_TASK DESCRIPTION:_
Make an exact copy of the records, with the pictures left out.

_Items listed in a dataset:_
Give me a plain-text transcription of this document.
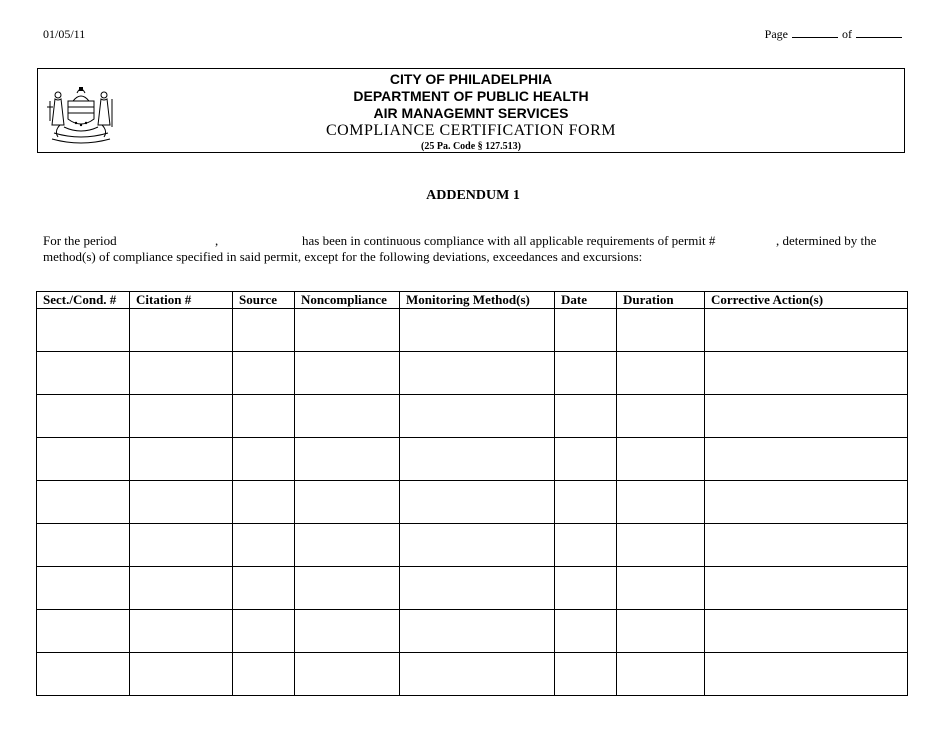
01/05/11	Page	of
CITY OF PHILADELPHIA
DEPARTMENT OF PUBLIC HEALTH
AIR MANAGEMNT SERVICES
COMPLIANCE CERTIFICATION FORM
(25 Pa. Code § 127.513)
ADDENDUM 1
For the period	,	has been in continuous compliance with all applicable requirements of permit #	, determined by the
method(s) of compliance specified in said permit, except for the following deviations, exceedances and excursions:
Sect./Cond. #	Citation #	Source	Noncompliance	Monitoring Method(s)	Date	Duration	Corrective Action(s)
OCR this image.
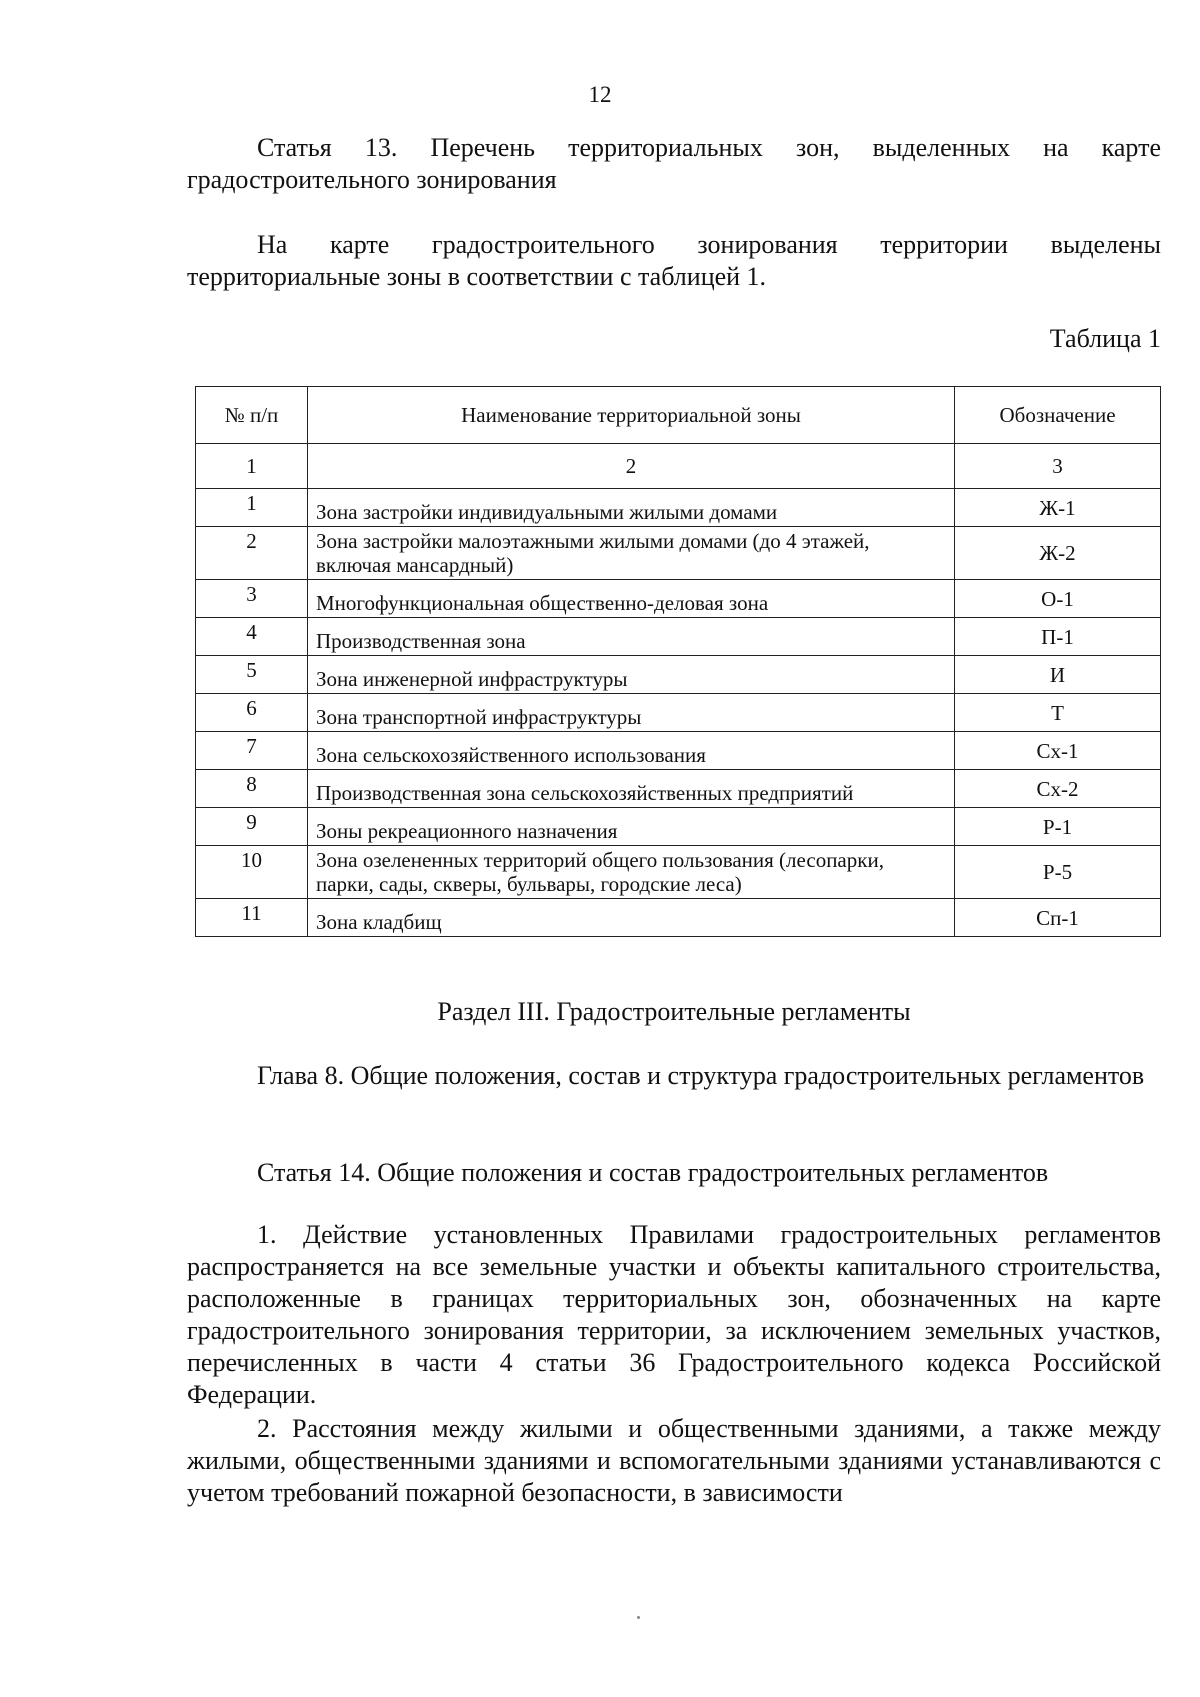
12
Статья 13. Перечень территориальных зон, выделенных на карте градостроительного зонирования
На карте градостроительного зонирования территории выделены территориальные зоны в соответствии с таблицей 1.
Таблица 1
№ п/п	Наименование территориальной зоны	Обозначение
1	2	3
1	Зона застройки индивидуальными жилыми домами	Ж-1
2	Зона застройки малоэтажными жилыми домами (до 4 этажей, включая мансардный)	Ж-2
3	Многофункциональная общественно-деловая зона	О-1
4	Производственная зона	П-1
5	Зона инженерной инфраструктуры	И
6	Зона транспортной инфраструктуры	Т
7	Зона сельскохозяйственного использования	Сх-1
8	Производственная зона сельскохозяйственных предприятий	Сх-2
9	Зоны рекреационного назначения	Р-1
10	Зона озелененных территорий общего пользования (лесопарки, парки, сады, скверы, бульвары, городские леса)	Р-5
11	Зона кладбищ	Сп-1
Раздел III. Градостроительные регламенты
Глава 8. Общие положения, состав и структура градостроительных регламентов
Статья 14. Общие положения и состав градостроительных регламентов
1. Действие установленных Правилами градостроительных регламентов распространяется на все земельные участки и объекты капитального строительства, расположенные в границах территориальных зон, обозначенных на карте градостроительного зонирования территории, за исключением земельных участков, перечисленных в части 4 статьи 36 Градостроительного кодекса Российской Федерации.
2. Расстояния между жилыми и общественными зданиями, а также между жилыми, общественными зданиями и вспомогательными зданиями устанавливаются с учетом требований пожарной безопасности, в зависимости
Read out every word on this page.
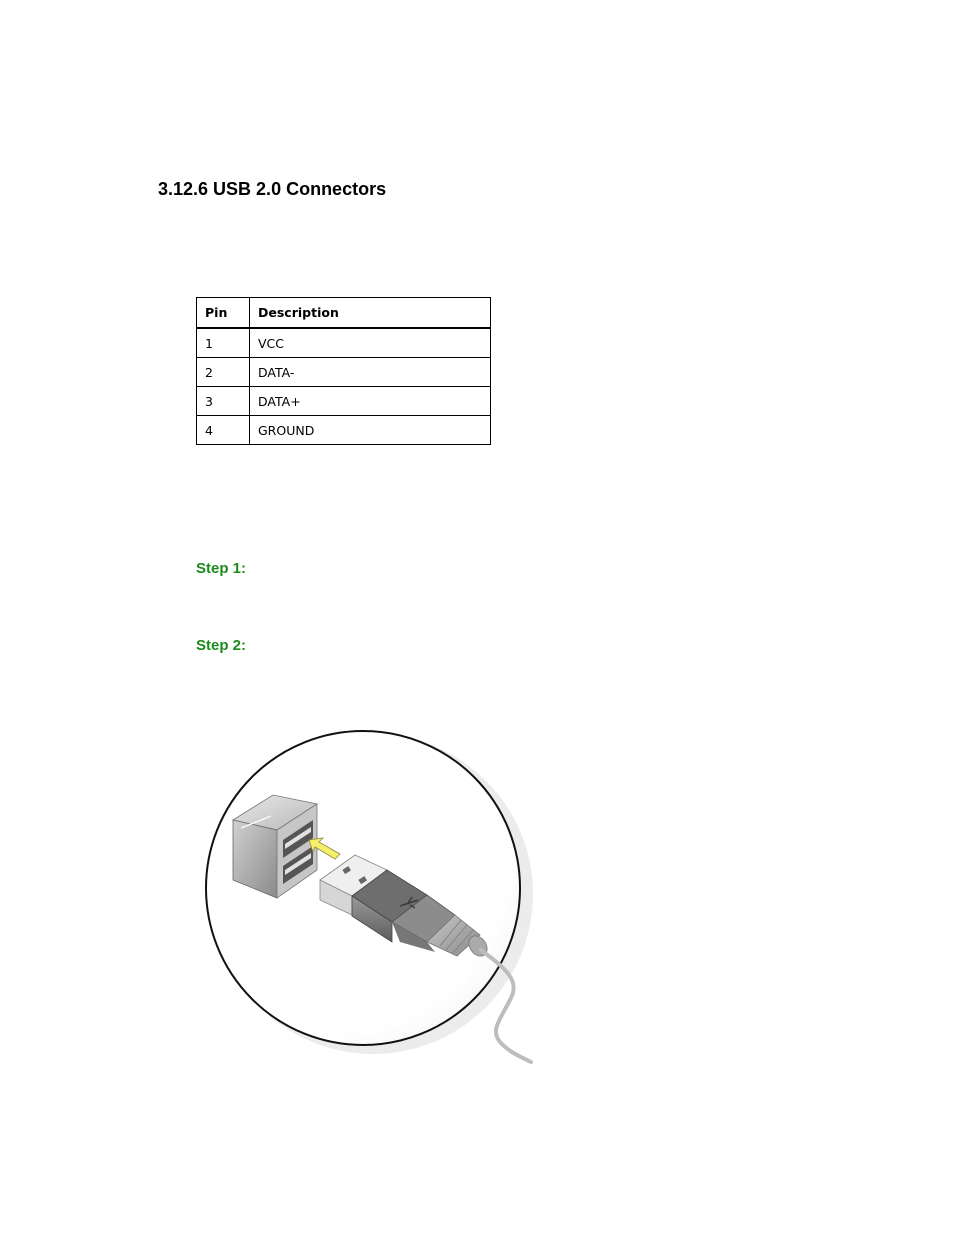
3.12.6 USB 2.0 Connectors
Pin	Description
1	VCC
2	DATA-
3	DATA+
4	GROUND
Step 1:
Step 2:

_THE OUTPUT:_
Give me a plain-text transcription of this document.
01/05/11	Page	of
CITY OF PHILADELPHIA
DEPARTMENT OF PUBLIC HEALTH
AIR MANAGEMNT SERVICES
COMPLIANCE CERTIFICATION FORM
(25 Pa. Code § 127.513)
ADDENDUM 1
For the period	,	has been in continuous compliance with all applicable requirements of permit #	, determined by the
method(s) of compliance specified in said permit, except for the following deviations, exceedances and excursions:
Sect./Cond. #	Citation #	Source	Noncompliance	Monitoring Method(s)	Date	Duration	Corrective Action(s)
OCR this image.
12
Статья 13. Перечень территориальных зон, выделенных на карте градостроительного зонирования
На карте градостроительного зонирования территории выделены территориальные зоны в соответствии с таблицей 1.
Таблица 1
№ п/п	Наименование территориальной зоны	Обозначение
1	2	3
1	Зона застройки индивидуальными жилыми домами	Ж-1
2	Зона застройки малоэтажными жилыми домами (до 4 этажей, включая мансардный)	Ж-2
3	Многофункциональная общественно-деловая зона	О-1
4	Производственная зона	П-1
5	Зона инженерной инфраструктуры	И
6	Зона транспортной инфраструктуры	Т
7	Зона сельскохозяйственного использования	Сх-1
8	Производственная зона сельскохозяйственных предприятий	Сх-2
9	Зоны рекреационного назначения	Р-1
10	Зона озелененных территорий общего пользования (лесопарки, парки, сады, скверы, бульвары, городские леса)	Р-5
11	Зона кладбищ	Сп-1
Раздел III. Градостроительные регламенты
Глава 8. Общие положения, состав и структура градостроительных регламентов
Статья 14. Общие положения и состав градостроительных регламентов
1. Действие установленных Правилами градостроительных регламентов распространяется на все земельные участки и объекты капитального строительства, расположенные в границах территориальных зон, обозначенных на карте градостроительного зонирования территории, за исключением земельных участков, перечисленных в части 4 статьи 36 Градостроительного кодекса Российской Федерации.
2. Расстояния между жилыми и общественными зданиями, а также между жилыми, общественными зданиями и вспомогательными зданиями устанавливаются с учетом требований пожарной безопасности, в зависимости
Read out every word on this page.
3.12.6 USB 2.0 Connectors
Pin	Description
1	VCC
2	DATA-
3	DATA+
4	GROUND
Step 1:
Step 2:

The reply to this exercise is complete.